----- Records -----

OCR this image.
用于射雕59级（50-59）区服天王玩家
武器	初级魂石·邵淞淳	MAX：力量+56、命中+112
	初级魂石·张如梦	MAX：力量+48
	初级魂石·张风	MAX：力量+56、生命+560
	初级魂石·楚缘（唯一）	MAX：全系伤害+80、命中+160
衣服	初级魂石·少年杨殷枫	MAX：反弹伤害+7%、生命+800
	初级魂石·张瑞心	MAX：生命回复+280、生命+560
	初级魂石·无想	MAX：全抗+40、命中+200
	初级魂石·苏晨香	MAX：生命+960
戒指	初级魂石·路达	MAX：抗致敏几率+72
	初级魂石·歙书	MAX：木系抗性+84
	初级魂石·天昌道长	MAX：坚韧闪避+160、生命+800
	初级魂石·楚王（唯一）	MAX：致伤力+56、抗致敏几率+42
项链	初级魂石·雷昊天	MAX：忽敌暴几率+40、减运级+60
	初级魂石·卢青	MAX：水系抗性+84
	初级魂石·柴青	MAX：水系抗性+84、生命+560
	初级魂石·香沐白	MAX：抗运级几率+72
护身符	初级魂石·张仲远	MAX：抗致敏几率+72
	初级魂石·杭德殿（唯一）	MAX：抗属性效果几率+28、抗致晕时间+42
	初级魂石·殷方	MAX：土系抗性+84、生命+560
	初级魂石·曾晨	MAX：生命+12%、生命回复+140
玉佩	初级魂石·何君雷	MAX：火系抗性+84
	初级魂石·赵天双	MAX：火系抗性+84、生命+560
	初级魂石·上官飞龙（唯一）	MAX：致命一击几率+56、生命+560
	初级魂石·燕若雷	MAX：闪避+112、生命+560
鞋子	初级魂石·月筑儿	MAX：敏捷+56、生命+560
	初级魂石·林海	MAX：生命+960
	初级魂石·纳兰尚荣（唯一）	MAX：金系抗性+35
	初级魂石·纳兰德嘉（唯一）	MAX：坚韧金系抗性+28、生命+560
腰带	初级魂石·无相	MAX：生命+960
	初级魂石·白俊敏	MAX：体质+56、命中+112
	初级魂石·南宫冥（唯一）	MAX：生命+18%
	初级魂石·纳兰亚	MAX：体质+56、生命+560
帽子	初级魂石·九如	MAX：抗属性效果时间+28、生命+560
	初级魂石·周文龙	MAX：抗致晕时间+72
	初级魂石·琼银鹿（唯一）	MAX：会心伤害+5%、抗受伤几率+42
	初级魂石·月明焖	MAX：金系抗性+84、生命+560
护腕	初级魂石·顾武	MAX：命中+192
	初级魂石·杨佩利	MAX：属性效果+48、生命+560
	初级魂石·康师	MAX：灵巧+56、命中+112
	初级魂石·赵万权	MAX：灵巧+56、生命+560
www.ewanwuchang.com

-----

* [Problem statement]:
Word for word, write out the data.

* [Answer to this task]:
OCR this image.
用于射雕59级（50-59）区服天王玩家
武器	初级魂石·邵淞淳	MAX：力量+56、命中+112
	初级魂石·张如梦	MAX：力量+48
	初级魂石·张风	MAX：力量+56、生命+560
	初级魂石·楚缘（唯一）	MAX：全系伤害+80、命中+160
衣服	初级魂石·少年杨殷枫	MAX：反弹伤害+7%、生命+800
	初级魂石·张瑞心	MAX：生命回复+280、生命+560
	初级魂石·无想	MAX：全抗+40、命中+200
	初级魂石·苏晨香	MAX：生命+960
戒指	初级魂石·路达	MAX：抗致敏几率+72
	初级魂石·歙书	MAX：木系抗性+84
	初级魂石·天昌道长	MAX：坚韧闪避+160、生命+800
	初级魂石·楚王（唯一）	MAX：致伤力+56、抗致敏几率+42
项链	初级魂石·雷昊天	MAX：忽敌暴几率+40、减运级+60
	初级魂石·卢青	MAX：水系抗性+84
	初级魂石·柴青	MAX：水系抗性+84、生命+560
	初级魂石·香沐白	MAX：抗运级几率+72
护身符	初级魂石·张仲远	MAX：抗致敏几率+72
	初级魂石·杭德殿（唯一）	MAX：抗属性效果几率+28、抗致晕时间+42
	初级魂石·殷方	MAX：土系抗性+84、生命+560
	初级魂石·曾晨	MAX：生命+12%、生命回复+140
玉佩	初级魂石·何君雷	MAX：火系抗性+84
	初级魂石·赵天双	MAX：火系抗性+84、生命+560
	初级魂石·上官飞龙（唯一）	MAX：致命一击几率+56、生命+560
	初级魂石·燕若雷	MAX：闪避+112、生命+560
鞋子	初级魂石·月筑儿	MAX：敏捷+56、生命+560
	初级魂石·林海	MAX：生命+960
	初级魂石·纳兰尚荣（唯一）	MAX：金系抗性+35
	初级魂石·纳兰德嘉（唯一）	MAX：坚韧金系抗性+28、生命+560
腰带	初级魂石·无相	MAX：生命+960
	初级魂石·白俊敏	MAX：体质+56、命中+112
	初级魂石·南宫冥（唯一）	MAX：生命+18%
	初级魂石·纳兰亚	MAX：体质+56、生命+560
帽子	初级魂石·九如	MAX：抗属性效果时间+28、生命+560
	初级魂石·周文龙	MAX：抗致晕时间+72
	初级魂石·琼银鹿（唯一）	MAX：会心伤害+5%、抗受伤几率+42
	初级魂石·月明焖	MAX：金系抗性+84、生命+560
护腕	初级魂石·顾武	MAX：命中+192
	初级魂石·杨佩利	MAX：属性效果+48、生命+560
	初级魂石·康师	MAX：灵巧+56、命中+112
	初级魂石·赵万权	MAX：灵巧+56、生命+560
www.ewanwuchang.com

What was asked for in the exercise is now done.